## Work item
Every record is to be printed exactly as written; pictures are to be omitted.

────

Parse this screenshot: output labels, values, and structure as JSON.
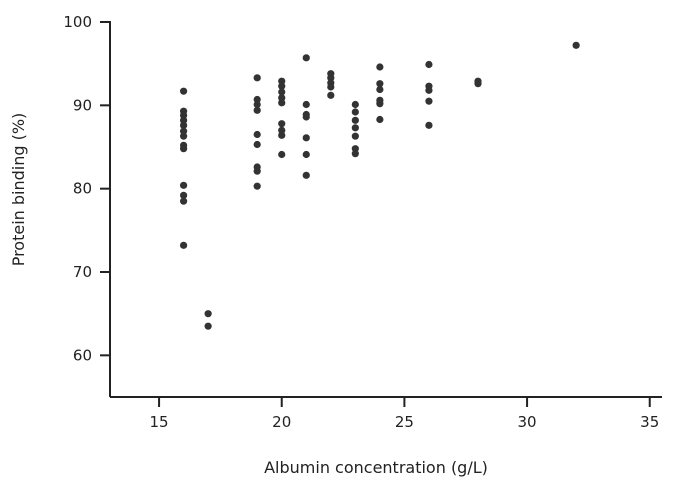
{
  "chart_data": {
    "type": "scatter",
    "title": "",
    "xlabel": "Albumin concentration (g/L)",
    "ylabel": "Protein binding (%)",
    "xlim": [
      13,
      35.5
    ],
    "ylim": [
      55,
      100
    ],
    "xticks": [
      "15",
      "20",
      "25",
      "30",
      "35"
    ],
    "yticks": [
      "60",
      "70",
      "80",
      "90",
      "100"
    ],
    "grid": false,
    "marker_color": "#333333",
    "axis_color": "#222222",
    "series": [
      {
        "points": [
          [
            16,
            91.7
          ],
          [
            16,
            89.3
          ],
          [
            16,
            88.8
          ],
          [
            16,
            88.2
          ],
          [
            16,
            87.6
          ],
          [
            16,
            86.9
          ],
          [
            16,
            86.3
          ],
          [
            16,
            85.2
          ],
          [
            16,
            84.8
          ],
          [
            16,
            80.4
          ],
          [
            16,
            79.2
          ],
          [
            16,
            78.5
          ],
          [
            16,
            73.2
          ],
          [
            17,
            65.0
          ],
          [
            17,
            63.5
          ],
          [
            19,
            93.3
          ],
          [
            19,
            90.7
          ],
          [
            19,
            90.1
          ],
          [
            19,
            89.4
          ],
          [
            19,
            86.5
          ],
          [
            19,
            85.3
          ],
          [
            19,
            82.6
          ],
          [
            19,
            82.1
          ],
          [
            19,
            80.3
          ],
          [
            20,
            92.9
          ],
          [
            20,
            92.3
          ],
          [
            20,
            91.6
          ],
          [
            20,
            90.9
          ],
          [
            20,
            90.3
          ],
          [
            20,
            87.8
          ],
          [
            20,
            87.0
          ],
          [
            20,
            86.4
          ],
          [
            20,
            84.1
          ],
          [
            21,
            95.7
          ],
          [
            21,
            90.1
          ],
          [
            21,
            88.9
          ],
          [
            21,
            88.6
          ],
          [
            21,
            86.1
          ],
          [
            21,
            84.1
          ],
          [
            21,
            81.6
          ],
          [
            22,
            93.8
          ],
          [
            22,
            93.3
          ],
          [
            22,
            92.7
          ],
          [
            22,
            92.2
          ],
          [
            22,
            91.2
          ],
          [
            23,
            90.1
          ],
          [
            23,
            89.2
          ],
          [
            23,
            88.2
          ],
          [
            23,
            87.3
          ],
          [
            23,
            86.3
          ],
          [
            23,
            84.8
          ],
          [
            23,
            84.2
          ],
          [
            24,
            94.6
          ],
          [
            24,
            92.6
          ],
          [
            24,
            91.9
          ],
          [
            24,
            90.6
          ],
          [
            24,
            90.2
          ],
          [
            24,
            88.3
          ],
          [
            26,
            94.9
          ],
          [
            26,
            92.3
          ],
          [
            26,
            91.8
          ],
          [
            26,
            90.5
          ],
          [
            26,
            87.6
          ],
          [
            28,
            92.9
          ],
          [
            28,
            92.6
          ],
          [
            32,
            97.2
          ]
        ]
      }
    ]
  }
}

────

## Exercise output
Parse this screenshot: output labels, values, and structure as JSON.
{
  "chart_data": {
    "type": "scatter",
    "title": "",
    "xlabel": "Albumin concentration (g/L)",
    "ylabel": "Protein binding (%)",
    "xlim": [
      13,
      35.5
    ],
    "ylim": [
      55,
      100
    ],
    "xticks": [
      "15",
      "20",
      "25",
      "30",
      "35"
    ],
    "yticks": [
      "60",
      "70",
      "80",
      "90",
      "100"
    ],
    "grid": false,
    "marker_color": "#333333",
    "axis_color": "#222222",
    "series": [
      {
        "points": [
          [
            16,
            91.7
          ],
          [
            16,
            89.3
          ],
          [
            16,
            88.8
          ],
          [
            16,
            88.2
          ],
          [
            16,
            87.6
          ],
          [
            16,
            86.9
          ],
          [
            16,
            86.3
          ],
          [
            16,
            85.2
          ],
          [
            16,
            84.8
          ],
          [
            16,
            80.4
          ],
          [
            16,
            79.2
          ],
          [
            16,
            78.5
          ],
          [
            16,
            73.2
          ],
          [
            17,
            65.0
          ],
          [
            17,
            63.5
          ],
          [
            19,
            93.3
          ],
          [
            19,
            90.7
          ],
          [
            19,
            90.1
          ],
          [
            19,
            89.4
          ],
          [
            19,
            86.5
          ],
          [
            19,
            85.3
          ],
          [
            19,
            82.6
          ],
          [
            19,
            82.1
          ],
          [
            19,
            80.3
          ],
          [
            20,
            92.9
          ],
          [
            20,
            92.3
          ],
          [
            20,
            91.6
          ],
          [
            20,
            90.9
          ],
          [
            20,
            90.3
          ],
          [
            20,
            87.8
          ],
          [
            20,
            87.0
          ],
          [
            20,
            86.4
          ],
          [
            20,
            84.1
          ],
          [
            21,
            95.7
          ],
          [
            21,
            90.1
          ],
          [
            21,
            88.9
          ],
          [
            21,
            88.6
          ],
          [
            21,
            86.1
          ],
          [
            21,
            84.1
          ],
          [
            21,
            81.6
          ],
          [
            22,
            93.8
          ],
          [
            22,
            93.3
          ],
          [
            22,
            92.7
          ],
          [
            22,
            92.2
          ],
          [
            22,
            91.2
          ],
          [
            23,
            90.1
          ],
          [
            23,
            89.2
          ],
          [
            23,
            88.2
          ],
          [
            23,
            87.3
          ],
          [
            23,
            86.3
          ],
          [
            23,
            84.8
          ],
          [
            23,
            84.2
          ],
          [
            24,
            94.6
          ],
          [
            24,
            92.6
          ],
          [
            24,
            91.9
          ],
          [
            24,
            90.6
          ],
          [
            24,
            90.2
          ],
          [
            24,
            88.3
          ],
          [
            26,
            94.9
          ],
          [
            26,
            92.3
          ],
          [
            26,
            91.8
          ],
          [
            26,
            90.5
          ],
          [
            26,
            87.6
          ],
          [
            28,
            92.9
          ],
          [
            28,
            92.6
          ],
          [
            32,
            97.2
          ]
        ]
      }
    ]
  }
}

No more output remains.